## TASK GOAL
Print out every entry that follows, exactly as written.

## ENTRIES SUPPLIED
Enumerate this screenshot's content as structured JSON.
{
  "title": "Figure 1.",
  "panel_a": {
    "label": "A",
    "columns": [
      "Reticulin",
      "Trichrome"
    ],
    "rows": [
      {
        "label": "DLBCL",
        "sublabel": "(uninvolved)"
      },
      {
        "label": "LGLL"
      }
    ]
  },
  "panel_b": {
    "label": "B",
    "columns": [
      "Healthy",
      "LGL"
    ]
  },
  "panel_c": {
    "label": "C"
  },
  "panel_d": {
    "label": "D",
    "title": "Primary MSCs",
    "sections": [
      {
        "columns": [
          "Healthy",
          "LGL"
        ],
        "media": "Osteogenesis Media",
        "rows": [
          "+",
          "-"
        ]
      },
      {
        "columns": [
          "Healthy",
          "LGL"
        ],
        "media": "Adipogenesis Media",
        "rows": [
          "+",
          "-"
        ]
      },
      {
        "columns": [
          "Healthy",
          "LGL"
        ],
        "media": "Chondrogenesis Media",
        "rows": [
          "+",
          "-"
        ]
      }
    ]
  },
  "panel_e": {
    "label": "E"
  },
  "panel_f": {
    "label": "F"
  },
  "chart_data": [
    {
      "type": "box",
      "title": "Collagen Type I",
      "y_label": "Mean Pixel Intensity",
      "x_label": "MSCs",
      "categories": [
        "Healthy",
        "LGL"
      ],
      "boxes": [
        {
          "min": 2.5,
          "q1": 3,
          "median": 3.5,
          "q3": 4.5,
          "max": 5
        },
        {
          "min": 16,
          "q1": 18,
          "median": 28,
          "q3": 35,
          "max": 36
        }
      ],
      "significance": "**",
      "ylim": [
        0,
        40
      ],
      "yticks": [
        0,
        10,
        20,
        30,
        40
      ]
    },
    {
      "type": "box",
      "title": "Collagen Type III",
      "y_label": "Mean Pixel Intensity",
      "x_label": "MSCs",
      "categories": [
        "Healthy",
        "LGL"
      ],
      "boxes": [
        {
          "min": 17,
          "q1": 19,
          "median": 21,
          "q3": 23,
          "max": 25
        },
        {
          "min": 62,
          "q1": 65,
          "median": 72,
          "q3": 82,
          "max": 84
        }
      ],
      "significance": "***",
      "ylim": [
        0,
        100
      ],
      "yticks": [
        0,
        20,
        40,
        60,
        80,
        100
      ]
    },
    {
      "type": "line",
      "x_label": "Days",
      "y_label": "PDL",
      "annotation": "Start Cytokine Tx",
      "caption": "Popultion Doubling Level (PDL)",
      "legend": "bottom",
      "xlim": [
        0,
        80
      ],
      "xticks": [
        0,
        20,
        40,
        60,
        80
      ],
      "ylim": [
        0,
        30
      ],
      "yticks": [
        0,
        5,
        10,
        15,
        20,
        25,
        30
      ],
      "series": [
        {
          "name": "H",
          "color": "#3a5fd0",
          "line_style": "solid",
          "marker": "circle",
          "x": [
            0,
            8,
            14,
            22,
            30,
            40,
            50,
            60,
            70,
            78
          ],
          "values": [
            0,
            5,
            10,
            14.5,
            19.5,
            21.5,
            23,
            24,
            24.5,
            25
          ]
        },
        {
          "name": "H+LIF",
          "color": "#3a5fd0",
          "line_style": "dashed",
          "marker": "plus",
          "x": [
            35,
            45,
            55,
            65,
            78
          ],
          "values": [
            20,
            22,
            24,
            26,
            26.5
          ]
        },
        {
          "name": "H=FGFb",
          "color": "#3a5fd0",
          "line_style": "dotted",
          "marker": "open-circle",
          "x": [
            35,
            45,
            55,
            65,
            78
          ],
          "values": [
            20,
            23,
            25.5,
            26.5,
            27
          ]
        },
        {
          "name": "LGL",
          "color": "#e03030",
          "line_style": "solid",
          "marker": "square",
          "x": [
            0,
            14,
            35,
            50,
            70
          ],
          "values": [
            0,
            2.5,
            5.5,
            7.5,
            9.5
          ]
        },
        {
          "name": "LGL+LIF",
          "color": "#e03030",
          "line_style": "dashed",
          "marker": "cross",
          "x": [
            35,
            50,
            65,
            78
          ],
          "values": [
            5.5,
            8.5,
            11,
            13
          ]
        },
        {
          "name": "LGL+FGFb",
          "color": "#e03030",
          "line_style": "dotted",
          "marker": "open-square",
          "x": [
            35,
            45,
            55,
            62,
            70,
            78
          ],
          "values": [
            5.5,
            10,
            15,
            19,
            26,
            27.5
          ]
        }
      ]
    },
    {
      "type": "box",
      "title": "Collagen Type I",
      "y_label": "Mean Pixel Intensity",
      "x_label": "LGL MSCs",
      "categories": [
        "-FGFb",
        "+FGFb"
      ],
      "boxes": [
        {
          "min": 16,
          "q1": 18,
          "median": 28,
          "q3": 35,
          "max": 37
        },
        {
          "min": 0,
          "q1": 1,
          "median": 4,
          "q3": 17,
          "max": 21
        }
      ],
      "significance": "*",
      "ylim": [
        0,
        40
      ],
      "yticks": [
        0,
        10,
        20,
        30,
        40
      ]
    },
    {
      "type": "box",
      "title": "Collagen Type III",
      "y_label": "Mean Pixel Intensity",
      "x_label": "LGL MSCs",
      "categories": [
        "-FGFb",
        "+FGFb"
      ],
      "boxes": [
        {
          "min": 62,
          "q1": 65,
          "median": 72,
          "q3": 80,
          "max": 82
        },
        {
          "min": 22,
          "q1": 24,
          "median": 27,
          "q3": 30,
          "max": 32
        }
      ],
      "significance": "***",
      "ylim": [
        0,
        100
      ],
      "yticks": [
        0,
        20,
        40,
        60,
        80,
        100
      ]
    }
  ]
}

## EXERCISE OUTPUT
Enumerate this screenshot's content as structured JSON.
{
  "title": "Figure 1.",
  "panel_a": {
    "label": "A",
    "columns": [
      "Reticulin",
      "Trichrome"
    ],
    "rows": [
      {
        "label": "DLBCL",
        "sublabel": "(uninvolved)"
      },
      {
        "label": "LGLL"
      }
    ]
  },
  "panel_b": {
    "label": "B",
    "columns": [
      "Healthy",
      "LGL"
    ]
  },
  "panel_c": {
    "label": "C"
  },
  "panel_d": {
    "label": "D",
    "title": "Primary MSCs",
    "sections": [
      {
        "columns": [
          "Healthy",
          "LGL"
        ],
        "media": "Osteogenesis Media",
        "rows": [
          "+",
          "-"
        ]
      },
      {
        "columns": [
          "Healthy",
          "LGL"
        ],
        "media": "Adipogenesis Media",
        "rows": [
          "+",
          "-"
        ]
      },
      {
        "columns": [
          "Healthy",
          "LGL"
        ],
        "media": "Chondrogenesis Media",
        "rows": [
          "+",
          "-"
        ]
      }
    ]
  },
  "panel_e": {
    "label": "E"
  },
  "panel_f": {
    "label": "F"
  },
  "chart_data": [
    {
      "type": "box",
      "title": "Collagen Type I",
      "y_label": "Mean Pixel Intensity",
      "x_label": "MSCs",
      "categories": [
        "Healthy",
        "LGL"
      ],
      "boxes": [
        {
          "min": 2.5,
          "q1": 3,
          "median": 3.5,
          "q3": 4.5,
          "max": 5
        },
        {
          "min": 16,
          "q1": 18,
          "median": 28,
          "q3": 35,
          "max": 36
        }
      ],
      "significance": "**",
      "ylim": [
        0,
        40
      ],
      "yticks": [
        0,
        10,
        20,
        30,
        40
      ]
    },
    {
      "type": "box",
      "title": "Collagen Type III",
      "y_label": "Mean Pixel Intensity",
      "x_label": "MSCs",
      "categories": [
        "Healthy",
        "LGL"
      ],
      "boxes": [
        {
          "min": 17,
          "q1": 19,
          "median": 21,
          "q3": 23,
          "max": 25
        },
        {
          "min": 62,
          "q1": 65,
          "median": 72,
          "q3": 82,
          "max": 84
        }
      ],
      "significance": "***",
      "ylim": [
        0,
        100
      ],
      "yticks": [
        0,
        20,
        40,
        60,
        80,
        100
      ]
    },
    {
      "type": "line",
      "x_label": "Days",
      "y_label": "PDL",
      "annotation": "Start Cytokine Tx",
      "caption": "Popultion Doubling Level (PDL)",
      "legend": "bottom",
      "xlim": [
        0,
        80
      ],
      "xticks": [
        0,
        20,
        40,
        60,
        80
      ],
      "ylim": [
        0,
        30
      ],
      "yticks": [
        0,
        5,
        10,
        15,
        20,
        25,
        30
      ],
      "series": [
        {
          "name": "H",
          "color": "#3a5fd0",
          "line_style": "solid",
          "marker": "circle",
          "x": [
            0,
            8,
            14,
            22,
            30,
            40,
            50,
            60,
            70,
            78
          ],
          "values": [
            0,
            5,
            10,
            14.5,
            19.5,
            21.5,
            23,
            24,
            24.5,
            25
          ]
        },
        {
          "name": "H+LIF",
          "color": "#3a5fd0",
          "line_style": "dashed",
          "marker": "plus",
          "x": [
            35,
            45,
            55,
            65,
            78
          ],
          "values": [
            20,
            22,
            24,
            26,
            26.5
          ]
        },
        {
          "name": "H=FGFb",
          "color": "#3a5fd0",
          "line_style": "dotted",
          "marker": "open-circle",
          "x": [
            35,
            45,
            55,
            65,
            78
          ],
          "values": [
            20,
            23,
            25.5,
            26.5,
            27
          ]
        },
        {
          "name": "LGL",
          "color": "#e03030",
          "line_style": "solid",
          "marker": "square",
          "x": [
            0,
            14,
            35,
            50,
            70
          ],
          "values": [
            0,
            2.5,
            5.5,
            7.5,
            9.5
          ]
        },
        {
          "name": "LGL+LIF",
          "color": "#e03030",
          "line_style": "dashed",
          "marker": "cross",
          "x": [
            35,
            50,
            65,
            78
          ],
          "values": [
            5.5,
            8.5,
            11,
            13
          ]
        },
        {
          "name": "LGL+FGFb",
          "color": "#e03030",
          "line_style": "dotted",
          "marker": "open-square",
          "x": [
            35,
            45,
            55,
            62,
            70,
            78
          ],
          "values": [
            5.5,
            10,
            15,
            19,
            26,
            27.5
          ]
        }
      ]
    },
    {
      "type": "box",
      "title": "Collagen Type I",
      "y_label": "Mean Pixel Intensity",
      "x_label": "LGL MSCs",
      "categories": [
        "-FGFb",
        "+FGFb"
      ],
      "boxes": [
        {
          "min": 16,
          "q1": 18,
          "median": 28,
          "q3": 35,
          "max": 37
        },
        {
          "min": 0,
          "q1": 1,
          "median": 4,
          "q3": 17,
          "max": 21
        }
      ],
      "significance": "*",
      "ylim": [
        0,
        40
      ],
      "yticks": [
        0,
        10,
        20,
        30,
        40
      ]
    },
    {
      "type": "box",
      "title": "Collagen Type III",
      "y_label": "Mean Pixel Intensity",
      "x_label": "LGL MSCs",
      "categories": [
        "-FGFb",
        "+FGFb"
      ],
      "boxes": [
        {
          "min": 62,
          "q1": 65,
          "median": 72,
          "q3": 80,
          "max": 82
        },
        {
          "min": 22,
          "q1": 24,
          "median": 27,
          "q3": 30,
          "max": 32
        }
      ],
      "significance": "***",
      "ylim": [
        0,
        100
      ],
      "yticks": [
        0,
        20,
        40,
        60,
        80,
        100
      ]
    }
  ]
}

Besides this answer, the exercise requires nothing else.